▸ PROMPT: For the records that follow, return only the count of lines containing the string "settings".

%%

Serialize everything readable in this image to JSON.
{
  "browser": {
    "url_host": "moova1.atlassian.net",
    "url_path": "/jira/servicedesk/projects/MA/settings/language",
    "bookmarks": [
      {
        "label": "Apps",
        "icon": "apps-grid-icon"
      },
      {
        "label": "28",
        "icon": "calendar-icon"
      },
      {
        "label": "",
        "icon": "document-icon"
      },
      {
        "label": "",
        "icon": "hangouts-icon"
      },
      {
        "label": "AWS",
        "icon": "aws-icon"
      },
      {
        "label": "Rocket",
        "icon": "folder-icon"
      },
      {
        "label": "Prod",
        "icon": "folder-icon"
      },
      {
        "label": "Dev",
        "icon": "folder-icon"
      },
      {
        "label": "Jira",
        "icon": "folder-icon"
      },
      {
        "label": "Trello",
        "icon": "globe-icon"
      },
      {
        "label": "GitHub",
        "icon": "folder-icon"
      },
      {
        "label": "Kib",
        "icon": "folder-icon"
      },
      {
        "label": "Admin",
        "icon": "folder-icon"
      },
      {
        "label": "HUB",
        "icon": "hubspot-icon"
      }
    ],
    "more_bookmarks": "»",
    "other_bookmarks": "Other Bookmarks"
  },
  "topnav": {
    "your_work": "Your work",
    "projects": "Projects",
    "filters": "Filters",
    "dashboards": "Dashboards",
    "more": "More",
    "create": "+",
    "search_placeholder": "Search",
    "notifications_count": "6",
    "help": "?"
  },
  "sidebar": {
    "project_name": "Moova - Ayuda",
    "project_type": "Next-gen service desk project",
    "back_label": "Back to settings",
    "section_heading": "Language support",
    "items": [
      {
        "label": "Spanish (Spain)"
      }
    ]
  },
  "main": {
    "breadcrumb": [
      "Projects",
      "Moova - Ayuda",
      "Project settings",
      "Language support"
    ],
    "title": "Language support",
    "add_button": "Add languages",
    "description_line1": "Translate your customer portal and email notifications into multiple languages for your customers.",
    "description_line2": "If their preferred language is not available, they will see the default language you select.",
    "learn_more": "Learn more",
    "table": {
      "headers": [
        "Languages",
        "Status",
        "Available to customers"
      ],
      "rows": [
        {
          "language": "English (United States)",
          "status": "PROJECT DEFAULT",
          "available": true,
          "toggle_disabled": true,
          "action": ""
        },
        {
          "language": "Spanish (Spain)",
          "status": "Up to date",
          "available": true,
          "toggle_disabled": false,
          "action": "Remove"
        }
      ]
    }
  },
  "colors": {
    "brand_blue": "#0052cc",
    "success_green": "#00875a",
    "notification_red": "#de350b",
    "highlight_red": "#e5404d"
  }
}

%%

▸ FINISHED EXERCISE: 3